● **The task**: The listing beneath should be written out in full, exactly as shown.

(Excerpt from a dataset)
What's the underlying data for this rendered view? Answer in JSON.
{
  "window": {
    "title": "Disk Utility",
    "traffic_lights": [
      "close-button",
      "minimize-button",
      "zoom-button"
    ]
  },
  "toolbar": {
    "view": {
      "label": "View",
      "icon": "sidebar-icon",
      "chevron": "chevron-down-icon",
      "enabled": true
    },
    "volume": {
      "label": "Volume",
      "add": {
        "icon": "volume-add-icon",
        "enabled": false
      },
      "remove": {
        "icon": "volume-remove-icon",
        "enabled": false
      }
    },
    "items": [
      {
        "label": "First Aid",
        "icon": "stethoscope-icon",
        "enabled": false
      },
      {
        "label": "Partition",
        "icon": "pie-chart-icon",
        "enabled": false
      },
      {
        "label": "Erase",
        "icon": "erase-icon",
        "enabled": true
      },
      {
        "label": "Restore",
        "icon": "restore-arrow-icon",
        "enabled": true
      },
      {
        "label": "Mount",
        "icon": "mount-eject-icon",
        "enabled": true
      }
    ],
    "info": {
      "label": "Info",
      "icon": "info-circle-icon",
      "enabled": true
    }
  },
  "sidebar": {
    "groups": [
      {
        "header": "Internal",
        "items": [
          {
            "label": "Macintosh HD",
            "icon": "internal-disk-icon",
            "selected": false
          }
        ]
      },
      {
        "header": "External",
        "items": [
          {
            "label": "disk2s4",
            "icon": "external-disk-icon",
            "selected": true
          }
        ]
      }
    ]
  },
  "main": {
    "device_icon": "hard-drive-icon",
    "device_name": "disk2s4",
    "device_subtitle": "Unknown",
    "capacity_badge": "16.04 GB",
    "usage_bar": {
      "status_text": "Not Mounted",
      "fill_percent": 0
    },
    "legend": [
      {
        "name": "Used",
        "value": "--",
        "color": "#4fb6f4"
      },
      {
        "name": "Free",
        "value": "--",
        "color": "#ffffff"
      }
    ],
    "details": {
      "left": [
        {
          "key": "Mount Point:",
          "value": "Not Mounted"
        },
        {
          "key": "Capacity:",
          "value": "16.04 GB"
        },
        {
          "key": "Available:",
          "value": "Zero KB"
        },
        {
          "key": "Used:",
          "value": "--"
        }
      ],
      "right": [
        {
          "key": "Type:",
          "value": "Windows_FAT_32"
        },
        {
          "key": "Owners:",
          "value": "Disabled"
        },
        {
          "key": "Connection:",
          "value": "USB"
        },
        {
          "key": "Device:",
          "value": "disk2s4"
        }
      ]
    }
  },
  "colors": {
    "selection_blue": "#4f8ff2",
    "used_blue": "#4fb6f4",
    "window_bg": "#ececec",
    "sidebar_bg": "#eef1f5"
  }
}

● **Complete output**:
What's the underlying data for this rendered view? Answer in JSON.
{
  "window": {
    "title": "Disk Utility",
    "traffic_lights": [
      "close-button",
      "minimize-button",
      "zoom-button"
    ]
  },
  "toolbar": {
    "view": {
      "label": "View",
      "icon": "sidebar-icon",
      "chevron": "chevron-down-icon",
      "enabled": true
    },
    "volume": {
      "label": "Volume",
      "add": {
        "icon": "volume-add-icon",
        "enabled": false
      },
      "remove": {
        "icon": "volume-remove-icon",
        "enabled": false
      }
    },
    "items": [
      {
        "label": "First Aid",
        "icon": "stethoscope-icon",
        "enabled": false
      },
      {
        "label": "Partition",
        "icon": "pie-chart-icon",
        "enabled": false
      },
      {
        "label": "Erase",
        "icon": "erase-icon",
        "enabled": true
      },
      {
        "label": "Restore",
        "icon": "restore-arrow-icon",
        "enabled": true
      },
      {
        "label": "Mount",
        "icon": "mount-eject-icon",
        "enabled": true
      }
    ],
    "info": {
      "label": "Info",
      "icon": "info-circle-icon",
      "enabled": true
    }
  },
  "sidebar": {
    "groups": [
      {
        "header": "Internal",
        "items": [
          {
            "label": "Macintosh HD",
            "icon": "internal-disk-icon",
            "selected": false
          }
        ]
      },
      {
        "header": "External",
        "items": [
          {
            "label": "disk2s4",
            "icon": "external-disk-icon",
            "selected": true
          }
        ]
      }
    ]
  },
  "main": {
    "device_icon": "hard-drive-icon",
    "device_name": "disk2s4",
    "device_subtitle": "Unknown",
    "capacity_badge": "16.04 GB",
    "usage_bar": {
      "status_text": "Not Mounted",
      "fill_percent": 0
    },
    "legend": [
      {
        "name": "Used",
        "value": "--",
        "color": "#4fb6f4"
      },
      {
        "name": "Free",
        "value": "--",
        "color": "#ffffff"
      }
    ],
    "details": {
      "left": [
        {
          "key": "Mount Point:",
          "value": "Not Mounted"
        },
        {
          "key": "Capacity:",
          "value": "16.04 GB"
        },
        {
          "key": "Available:",
          "value": "Zero KB"
        },
        {
          "key": "Used:",
          "value": "--"
        }
      ],
      "right": [
        {
          "key": "Type:",
          "value": "Windows_FAT_32"
        },
        {
          "key": "Owners:",
          "value": "Disabled"
        },
        {
          "key": "Connection:",
          "value": "USB"
        },
        {
          "key": "Device:",
          "value": "disk2s4"
        }
      ]
    }
  },
  "colors": {
    "selection_blue": "#4f8ff2",
    "used_blue": "#4fb6f4",
    "window_bg": "#ececec",
    "sidebar_bg": "#eef1f5"
  }
}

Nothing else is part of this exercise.